* _What to do_: Filter the entries below, keeping only lines with the word "content".

Recorded data:
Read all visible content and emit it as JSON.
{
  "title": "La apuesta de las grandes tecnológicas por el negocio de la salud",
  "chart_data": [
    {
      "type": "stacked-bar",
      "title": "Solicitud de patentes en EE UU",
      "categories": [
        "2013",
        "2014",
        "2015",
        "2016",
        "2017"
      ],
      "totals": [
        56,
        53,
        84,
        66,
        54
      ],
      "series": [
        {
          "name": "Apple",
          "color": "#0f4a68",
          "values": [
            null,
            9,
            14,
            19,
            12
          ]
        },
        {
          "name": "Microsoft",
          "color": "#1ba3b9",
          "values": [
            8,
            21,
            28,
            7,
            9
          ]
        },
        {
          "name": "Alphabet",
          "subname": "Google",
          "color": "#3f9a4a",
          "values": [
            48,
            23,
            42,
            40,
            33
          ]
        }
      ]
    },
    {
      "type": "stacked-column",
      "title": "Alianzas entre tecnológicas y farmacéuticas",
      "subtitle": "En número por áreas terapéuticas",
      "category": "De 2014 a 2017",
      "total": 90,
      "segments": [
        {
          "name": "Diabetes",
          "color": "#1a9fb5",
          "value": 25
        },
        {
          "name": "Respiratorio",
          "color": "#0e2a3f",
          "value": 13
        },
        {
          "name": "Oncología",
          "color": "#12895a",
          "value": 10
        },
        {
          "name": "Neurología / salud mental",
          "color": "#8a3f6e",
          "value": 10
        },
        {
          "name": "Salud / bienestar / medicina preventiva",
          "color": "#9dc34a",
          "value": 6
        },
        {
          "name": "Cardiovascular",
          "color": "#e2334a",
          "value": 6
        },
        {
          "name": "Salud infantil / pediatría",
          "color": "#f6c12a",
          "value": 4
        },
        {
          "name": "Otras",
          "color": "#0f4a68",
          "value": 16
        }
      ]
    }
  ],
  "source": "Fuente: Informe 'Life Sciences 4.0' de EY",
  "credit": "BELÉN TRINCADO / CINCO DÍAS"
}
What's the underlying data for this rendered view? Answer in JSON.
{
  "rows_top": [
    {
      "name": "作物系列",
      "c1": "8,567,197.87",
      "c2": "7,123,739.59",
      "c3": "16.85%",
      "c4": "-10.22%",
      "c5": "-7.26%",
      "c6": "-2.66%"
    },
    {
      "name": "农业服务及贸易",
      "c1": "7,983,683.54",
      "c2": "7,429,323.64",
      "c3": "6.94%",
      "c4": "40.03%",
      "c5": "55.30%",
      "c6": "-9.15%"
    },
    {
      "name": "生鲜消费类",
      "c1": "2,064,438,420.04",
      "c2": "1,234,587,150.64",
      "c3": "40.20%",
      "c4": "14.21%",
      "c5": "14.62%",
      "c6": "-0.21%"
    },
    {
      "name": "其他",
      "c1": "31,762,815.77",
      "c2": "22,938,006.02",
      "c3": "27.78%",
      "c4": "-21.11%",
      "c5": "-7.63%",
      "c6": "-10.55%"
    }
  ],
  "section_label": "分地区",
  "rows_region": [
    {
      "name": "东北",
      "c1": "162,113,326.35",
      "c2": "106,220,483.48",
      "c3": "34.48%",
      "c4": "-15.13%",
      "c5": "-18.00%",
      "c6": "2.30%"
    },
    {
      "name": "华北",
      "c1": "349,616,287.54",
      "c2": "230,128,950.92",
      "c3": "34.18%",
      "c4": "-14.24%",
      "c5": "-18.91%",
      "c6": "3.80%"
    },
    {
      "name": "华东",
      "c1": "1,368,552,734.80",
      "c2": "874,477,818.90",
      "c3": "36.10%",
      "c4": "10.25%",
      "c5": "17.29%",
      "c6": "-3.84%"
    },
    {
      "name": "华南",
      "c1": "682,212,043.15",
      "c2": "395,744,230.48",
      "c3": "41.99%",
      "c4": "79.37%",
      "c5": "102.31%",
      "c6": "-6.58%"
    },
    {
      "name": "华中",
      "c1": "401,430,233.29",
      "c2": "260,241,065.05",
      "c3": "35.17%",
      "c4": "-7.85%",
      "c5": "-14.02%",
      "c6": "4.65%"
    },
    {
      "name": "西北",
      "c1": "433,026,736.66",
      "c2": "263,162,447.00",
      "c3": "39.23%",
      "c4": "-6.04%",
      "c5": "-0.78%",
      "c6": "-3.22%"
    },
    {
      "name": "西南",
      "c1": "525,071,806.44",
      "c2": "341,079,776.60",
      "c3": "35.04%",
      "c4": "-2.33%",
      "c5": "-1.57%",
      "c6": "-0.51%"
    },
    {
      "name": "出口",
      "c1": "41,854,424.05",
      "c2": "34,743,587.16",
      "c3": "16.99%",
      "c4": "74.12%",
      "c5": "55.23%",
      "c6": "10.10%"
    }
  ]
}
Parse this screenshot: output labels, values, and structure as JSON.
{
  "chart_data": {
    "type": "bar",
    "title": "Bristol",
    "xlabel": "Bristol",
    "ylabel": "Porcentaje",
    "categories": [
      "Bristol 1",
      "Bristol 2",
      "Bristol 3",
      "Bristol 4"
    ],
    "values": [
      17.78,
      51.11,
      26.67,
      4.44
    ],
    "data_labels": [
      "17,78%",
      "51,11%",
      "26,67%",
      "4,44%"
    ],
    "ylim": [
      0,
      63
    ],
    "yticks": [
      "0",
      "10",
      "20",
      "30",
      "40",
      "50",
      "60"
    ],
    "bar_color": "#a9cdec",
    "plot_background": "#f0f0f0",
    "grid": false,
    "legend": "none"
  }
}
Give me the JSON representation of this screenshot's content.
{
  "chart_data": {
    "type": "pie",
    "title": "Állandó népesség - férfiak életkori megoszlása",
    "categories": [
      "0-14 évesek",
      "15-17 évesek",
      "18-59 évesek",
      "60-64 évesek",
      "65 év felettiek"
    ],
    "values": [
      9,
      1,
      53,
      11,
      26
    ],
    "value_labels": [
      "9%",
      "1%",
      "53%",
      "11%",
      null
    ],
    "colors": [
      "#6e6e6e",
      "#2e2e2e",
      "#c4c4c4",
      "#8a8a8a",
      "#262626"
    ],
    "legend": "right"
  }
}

* _Response to this exercise_:
Read all visible content and emit it as JSON.
Give me the JSON representation of this screenshot's content.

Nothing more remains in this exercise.